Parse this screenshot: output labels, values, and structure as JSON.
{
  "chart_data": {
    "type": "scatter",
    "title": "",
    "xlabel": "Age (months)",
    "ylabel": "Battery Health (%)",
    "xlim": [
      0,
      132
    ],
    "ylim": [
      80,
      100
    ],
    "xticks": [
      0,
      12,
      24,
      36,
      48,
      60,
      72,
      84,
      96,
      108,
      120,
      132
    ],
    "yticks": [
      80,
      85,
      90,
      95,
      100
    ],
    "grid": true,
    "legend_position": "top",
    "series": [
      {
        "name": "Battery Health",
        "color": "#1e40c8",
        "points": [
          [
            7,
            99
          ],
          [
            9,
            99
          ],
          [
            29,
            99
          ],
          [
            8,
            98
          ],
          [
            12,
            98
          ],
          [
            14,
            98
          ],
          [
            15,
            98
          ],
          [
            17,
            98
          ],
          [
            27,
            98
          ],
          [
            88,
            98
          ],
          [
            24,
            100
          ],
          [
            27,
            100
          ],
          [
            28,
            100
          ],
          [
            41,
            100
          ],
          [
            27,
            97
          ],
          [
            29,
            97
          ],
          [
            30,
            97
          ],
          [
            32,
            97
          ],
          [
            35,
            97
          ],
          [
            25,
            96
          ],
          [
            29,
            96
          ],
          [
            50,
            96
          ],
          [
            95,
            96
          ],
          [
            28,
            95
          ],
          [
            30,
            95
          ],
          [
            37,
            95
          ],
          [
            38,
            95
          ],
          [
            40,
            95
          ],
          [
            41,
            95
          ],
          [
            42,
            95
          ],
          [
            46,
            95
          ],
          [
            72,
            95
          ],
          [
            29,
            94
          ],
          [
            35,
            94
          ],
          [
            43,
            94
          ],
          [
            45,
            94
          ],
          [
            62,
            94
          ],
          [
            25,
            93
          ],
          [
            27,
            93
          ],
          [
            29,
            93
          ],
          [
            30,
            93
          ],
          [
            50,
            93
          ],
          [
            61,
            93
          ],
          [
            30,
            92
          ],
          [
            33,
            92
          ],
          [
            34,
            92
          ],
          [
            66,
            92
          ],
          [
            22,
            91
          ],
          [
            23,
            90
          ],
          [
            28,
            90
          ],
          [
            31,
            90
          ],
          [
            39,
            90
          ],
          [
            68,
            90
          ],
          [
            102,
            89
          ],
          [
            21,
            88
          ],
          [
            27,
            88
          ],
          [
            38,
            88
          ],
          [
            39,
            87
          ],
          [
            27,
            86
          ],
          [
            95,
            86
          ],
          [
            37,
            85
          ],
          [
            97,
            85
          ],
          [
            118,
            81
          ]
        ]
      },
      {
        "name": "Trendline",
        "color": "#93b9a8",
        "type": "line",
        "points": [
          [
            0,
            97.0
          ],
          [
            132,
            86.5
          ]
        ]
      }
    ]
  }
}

__Task to carry out__
Go through the records and show every line with the string "name" in it.

__Problem solution__
        "name": "Battery Health",
        "name": "Trendline",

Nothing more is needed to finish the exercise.